DIRECTIONS FOR THIS TASK:
Output every record word for word.

GIVEN RECORDS:
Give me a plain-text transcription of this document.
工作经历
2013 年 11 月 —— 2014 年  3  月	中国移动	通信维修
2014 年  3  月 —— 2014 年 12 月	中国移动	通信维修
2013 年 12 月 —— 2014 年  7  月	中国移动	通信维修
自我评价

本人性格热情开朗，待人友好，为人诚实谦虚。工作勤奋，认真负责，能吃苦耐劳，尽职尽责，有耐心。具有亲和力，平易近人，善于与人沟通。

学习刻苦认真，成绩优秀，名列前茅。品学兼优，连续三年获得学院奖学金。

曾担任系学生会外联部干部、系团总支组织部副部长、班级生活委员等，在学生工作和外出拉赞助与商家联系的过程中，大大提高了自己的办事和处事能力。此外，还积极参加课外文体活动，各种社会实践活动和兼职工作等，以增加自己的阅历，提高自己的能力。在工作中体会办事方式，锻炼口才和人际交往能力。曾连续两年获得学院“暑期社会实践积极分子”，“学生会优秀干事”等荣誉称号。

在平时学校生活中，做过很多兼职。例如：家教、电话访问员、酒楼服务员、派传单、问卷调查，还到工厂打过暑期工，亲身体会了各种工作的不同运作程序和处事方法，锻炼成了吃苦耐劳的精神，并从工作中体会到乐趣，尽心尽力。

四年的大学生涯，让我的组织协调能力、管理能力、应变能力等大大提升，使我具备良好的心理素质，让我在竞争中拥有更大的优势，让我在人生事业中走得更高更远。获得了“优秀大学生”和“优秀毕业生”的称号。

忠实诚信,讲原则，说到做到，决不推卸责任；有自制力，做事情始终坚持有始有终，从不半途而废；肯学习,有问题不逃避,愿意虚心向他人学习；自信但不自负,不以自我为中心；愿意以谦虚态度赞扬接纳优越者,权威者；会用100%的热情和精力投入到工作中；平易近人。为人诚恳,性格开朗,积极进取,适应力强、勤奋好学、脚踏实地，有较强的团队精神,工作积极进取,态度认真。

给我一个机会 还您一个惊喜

THE COMPLETED TASK:
Give me a plain-text transcription of this document.
工作经历
2013 年 11 月 —— 2014 年  3  月	中国移动	通信维修
2014 年  3  月 —— 2014 年 12 月	中国移动	通信维修
2013 年 12 月 —— 2014 年  7  月	中国移动	通信维修
自我评价

本人性格热情开朗，待人友好，为人诚实谦虚。工作勤奋，认真负责，能吃苦耐劳，尽职尽责，有耐心。具有亲和力，平易近人，善于与人沟通。

学习刻苦认真，成绩优秀，名列前茅。品学兼优，连续三年获得学院奖学金。

曾担任系学生会外联部干部、系团总支组织部副部长、班级生活委员等，在学生工作和外出拉赞助与商家联系的过程中，大大提高了自己的办事和处事能力。此外，还积极参加课外文体活动，各种社会实践活动和兼职工作等，以增加自己的阅历，提高自己的能力。在工作中体会办事方式，锻炼口才和人际交往能力。曾连续两年获得学院“暑期社会实践积极分子”，“学生会优秀干事”等荣誉称号。

在平时学校生活中，做过很多兼职。例如：家教、电话访问员、酒楼服务员、派传单、问卷调查，还到工厂打过暑期工，亲身体会了各种工作的不同运作程序和处事方法，锻炼成了吃苦耐劳的精神，并从工作中体会到乐趣，尽心尽力。

四年的大学生涯，让我的组织协调能力、管理能力、应变能力等大大提升，使我具备良好的心理素质，让我在竞争中拥有更大的优势，让我在人生事业中走得更高更远。获得了“优秀大学生”和“优秀毕业生”的称号。

忠实诚信,讲原则，说到做到，决不推卸责任；有自制力，做事情始终坚持有始有终，从不半途而废；肯学习,有问题不逃避,愿意虚心向他人学习；自信但不自负,不以自我为中心；愿意以谦虚态度赞扬接纳优越者,权威者；会用100%的热情和精力投入到工作中；平易近人。为人诚恳,性格开朗,积极进取,适应力强、勤奋好学、脚踏实地，有较强的团队精神,工作积极进取,态度认真。

给我一个机会 还您一个惊喜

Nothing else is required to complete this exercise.